Given request: Omit every picture, then give all the entries again exactly.
[Start Records]
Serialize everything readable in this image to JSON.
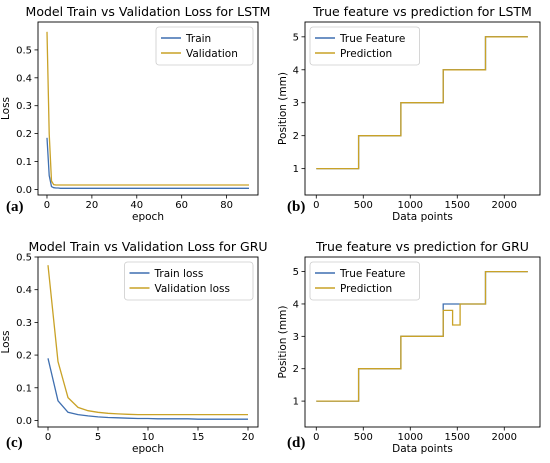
{
  "colors": {
    "blue": "#3f6fb0",
    "gold": "#c9a227",
    "axis": "#000000",
    "background": "#ffffff"
  },
  "chart_data": [
    {
      "type": "line",
      "letter": "(a)",
      "title": "Model Train vs Validation Loss for LSTM",
      "xlabel": "epoch",
      "ylabel": "Loss",
      "xlim": [
        -4,
        94
      ],
      "ylim": [
        -0.02,
        0.6
      ],
      "xticks": [
        0,
        20,
        40,
        60,
        80
      ],
      "yticks": [
        0.0,
        0.1,
        0.2,
        0.3,
        0.4,
        0.5
      ],
      "grid": false,
      "legend_position": "top-right",
      "x": [
        0,
        1,
        2,
        3,
        4,
        5,
        6,
        8,
        10,
        15,
        20,
        30,
        40,
        50,
        60,
        70,
        80,
        90
      ],
      "series": [
        {
          "name": "Train",
          "color": "blue",
          "values": [
            0.185,
            0.05,
            0.01,
            0.006,
            0.005,
            0.005,
            0.004,
            0.004,
            0.004,
            0.004,
            0.004,
            0.004,
            0.004,
            0.004,
            0.004,
            0.004,
            0.004,
            0.004
          ]
        },
        {
          "name": "Validation",
          "color": "gold",
          "values": [
            0.565,
            0.2,
            0.03,
            0.017,
            0.016,
            0.016,
            0.016,
            0.016,
            0.016,
            0.016,
            0.016,
            0.016,
            0.016,
            0.016,
            0.016,
            0.016,
            0.016,
            0.016
          ]
        }
      ]
    },
    {
      "type": "line",
      "letter": "(b)",
      "title": "True feature vs prediction for LSTM",
      "xlabel": "Data points",
      "ylabel": "Position (mm)",
      "xlim": [
        -120,
        2380
      ],
      "ylim": [
        0.2,
        5.45
      ],
      "xticks": [
        0,
        500,
        1000,
        1500,
        2000
      ],
      "yticks": [
        1,
        2,
        3,
        4,
        5
      ],
      "grid": false,
      "legend_position": "top-left",
      "x": [
        0,
        450,
        450,
        900,
        900,
        1350,
        1350,
        1800,
        1800,
        2250
      ],
      "series": [
        {
          "name": "True Feature",
          "color": "blue",
          "values": [
            1.0,
            1.0,
            2.0,
            2.0,
            3.0,
            3.0,
            4.0,
            4.0,
            5.0,
            5.0
          ]
        },
        {
          "name": "Prediction",
          "color": "gold",
          "values": [
            1.0,
            1.0,
            2.0,
            2.0,
            3.0,
            3.0,
            4.0,
            4.0,
            5.0,
            5.0
          ]
        }
      ]
    },
    {
      "type": "line",
      "letter": "(c)",
      "title": "Model Train vs Validation Loss for GRU",
      "xlabel": "epoch",
      "ylabel": "Loss",
      "xlim": [
        -1,
        21
      ],
      "ylim": [
        -0.02,
        0.5
      ],
      "xticks": [
        0,
        5,
        10,
        15,
        20
      ],
      "yticks": [
        0.0,
        0.1,
        0.2,
        0.3,
        0.4,
        0.5
      ],
      "grid": false,
      "legend_position": "top-right",
      "x": [
        0,
        1,
        2,
        3,
        4,
        5,
        6,
        7,
        8,
        9,
        10,
        11,
        12,
        13,
        14,
        15,
        16,
        17,
        18,
        19,
        20
      ],
      "series": [
        {
          "name": "Train loss",
          "color": "blue",
          "values": [
            0.19,
            0.06,
            0.025,
            0.018,
            0.014,
            0.011,
            0.009,
            0.008,
            0.007,
            0.006,
            0.006,
            0.005,
            0.005,
            0.005,
            0.005,
            0.004,
            0.004,
            0.004,
            0.004,
            0.004,
            0.004
          ]
        },
        {
          "name": "Validation loss",
          "color": "gold",
          "values": [
            0.475,
            0.18,
            0.07,
            0.04,
            0.03,
            0.025,
            0.022,
            0.02,
            0.019,
            0.018,
            0.018,
            0.018,
            0.018,
            0.018,
            0.018,
            0.018,
            0.018,
            0.018,
            0.018,
            0.018,
            0.018
          ]
        }
      ]
    },
    {
      "type": "line",
      "letter": "(d)",
      "title": "True feature vs prediction for GRU",
      "xlabel": "Data points",
      "ylabel": "Position (mm)",
      "xlim": [
        -120,
        2380
      ],
      "ylim": [
        0.2,
        5.45
      ],
      "xticks": [
        0,
        500,
        1000,
        1500,
        2000
      ],
      "yticks": [
        1,
        2,
        3,
        4,
        5
      ],
      "grid": false,
      "legend_position": "top-left",
      "x": [
        0,
        450,
        450,
        900,
        900,
        1350,
        1350,
        1450,
        1450,
        1530,
        1530,
        1800,
        1800,
        2250
      ],
      "series": [
        {
          "name": "True Feature",
          "color": "blue",
          "values": [
            1.0,
            1.0,
            2.0,
            2.0,
            3.0,
            3.0,
            4.0,
            4.0,
            4.0,
            4.0,
            4.0,
            4.0,
            5.0,
            5.0
          ]
        },
        {
          "name": "Prediction",
          "color": "gold",
          "values": [
            1.0,
            1.0,
            2.0,
            2.0,
            3.0,
            3.0,
            3.8,
            3.8,
            3.35,
            3.35,
            4.0,
            4.0,
            5.0,
            5.0
          ]
        }
      ]
    }
  ]
}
[End Records]
Task output:
Serialize everything readable in this image to JSON.
{
  "colors": {
    "blue": "#3f6fb0",
    "gold": "#c9a227",
    "axis": "#000000",
    "background": "#ffffff"
  },
  "chart_data": [
    {
      "type": "line",
      "letter": "(a)",
      "title": "Model Train vs Validation Loss for LSTM",
      "xlabel": "epoch",
      "ylabel": "Loss",
      "xlim": [
        -4,
        94
      ],
      "ylim": [
        -0.02,
        0.6
      ],
      "xticks": [
        0,
        20,
        40,
        60,
        80
      ],
      "yticks": [
        0.0,
        0.1,
        0.2,
        0.3,
        0.4,
        0.5
      ],
      "grid": false,
      "legend_position": "top-right",
      "x": [
        0,
        1,
        2,
        3,
        4,
        5,
        6,
        8,
        10,
        15,
        20,
        30,
        40,
        50,
        60,
        70,
        80,
        90
      ],
      "series": [
        {
          "name": "Train",
          "color": "blue",
          "values": [
            0.185,
            0.05,
            0.01,
            0.006,
            0.005,
            0.005,
            0.004,
            0.004,
            0.004,
            0.004,
            0.004,
            0.004,
            0.004,
            0.004,
            0.004,
            0.004,
            0.004,
            0.004
          ]
        },
        {
          "name": "Validation",
          "color": "gold",
          "values": [
            0.565,
            0.2,
            0.03,
            0.017,
            0.016,
            0.016,
            0.016,
            0.016,
            0.016,
            0.016,
            0.016,
            0.016,
            0.016,
            0.016,
            0.016,
            0.016,
            0.016,
            0.016
          ]
        }
      ]
    },
    {
      "type": "line",
      "letter": "(b)",
      "title": "True feature vs prediction for LSTM",
      "xlabel": "Data points",
      "ylabel": "Position (mm)",
      "xlim": [
        -120,
        2380
      ],
      "ylim": [
        0.2,
        5.45
      ],
      "xticks": [
        0,
        500,
        1000,
        1500,
        2000
      ],
      "yticks": [
        1,
        2,
        3,
        4,
        5
      ],
      "grid": false,
      "legend_position": "top-left",
      "x": [
        0,
        450,
        450,
        900,
        900,
        1350,
        1350,
        1800,
        1800,
        2250
      ],
      "series": [
        {
          "name": "True Feature",
          "color": "blue",
          "values": [
            1.0,
            1.0,
            2.0,
            2.0,
            3.0,
            3.0,
            4.0,
            4.0,
            5.0,
            5.0
          ]
        },
        {
          "name": "Prediction",
          "color": "gold",
          "values": [
            1.0,
            1.0,
            2.0,
            2.0,
            3.0,
            3.0,
            4.0,
            4.0,
            5.0,
            5.0
          ]
        }
      ]
    },
    {
      "type": "line",
      "letter": "(c)",
      "title": "Model Train vs Validation Loss for GRU",
      "xlabel": "epoch",
      "ylabel": "Loss",
      "xlim": [
        -1,
        21
      ],
      "ylim": [
        -0.02,
        0.5
      ],
      "xticks": [
        0,
        5,
        10,
        15,
        20
      ],
      "yticks": [
        0.0,
        0.1,
        0.2,
        0.3,
        0.4,
        0.5
      ],
      "grid": false,
      "legend_position": "top-right",
      "x": [
        0,
        1,
        2,
        3,
        4,
        5,
        6,
        7,
        8,
        9,
        10,
        11,
        12,
        13,
        14,
        15,
        16,
        17,
        18,
        19,
        20
      ],
      "series": [
        {
          "name": "Train loss",
          "color": "blue",
          "values": [
            0.19,
            0.06,
            0.025,
            0.018,
            0.014,
            0.011,
            0.009,
            0.008,
            0.007,
            0.006,
            0.006,
            0.005,
            0.005,
            0.005,
            0.005,
            0.004,
            0.004,
            0.004,
            0.004,
            0.004,
            0.004
          ]
        },
        {
          "name": "Validation loss",
          "color": "gold",
          "values": [
            0.475,
            0.18,
            0.07,
            0.04,
            0.03,
            0.025,
            0.022,
            0.02,
            0.019,
            0.018,
            0.018,
            0.018,
            0.018,
            0.018,
            0.018,
            0.018,
            0.018,
            0.018,
            0.018,
            0.018,
            0.018
          ]
        }
      ]
    },
    {
      "type": "line",
      "letter": "(d)",
      "title": "True feature vs prediction for GRU",
      "xlabel": "Data points",
      "ylabel": "Position (mm)",
      "xlim": [
        -120,
        2380
      ],
      "ylim": [
        0.2,
        5.45
      ],
      "xticks": [
        0,
        500,
        1000,
        1500,
        2000
      ],
      "yticks": [
        1,
        2,
        3,
        4,
        5
      ],
      "grid": false,
      "legend_position": "top-left",
      "x": [
        0,
        450,
        450,
        900,
        900,
        1350,
        1350,
        1450,
        1450,
        1530,
        1530,
        1800,
        1800,
        2250
      ],
      "series": [
        {
          "name": "True Feature",
          "color": "blue",
          "values": [
            1.0,
            1.0,
            2.0,
            2.0,
            3.0,
            3.0,
            4.0,
            4.0,
            4.0,
            4.0,
            4.0,
            4.0,
            5.0,
            5.0
          ]
        },
        {
          "name": "Prediction",
          "color": "gold",
          "values": [
            1.0,
            1.0,
            2.0,
            2.0,
            3.0,
            3.0,
            3.8,
            3.8,
            3.35,
            3.35,
            4.0,
            4.0,
            5.0,
            5.0
          ]
        }
      ]
    }
  ]
}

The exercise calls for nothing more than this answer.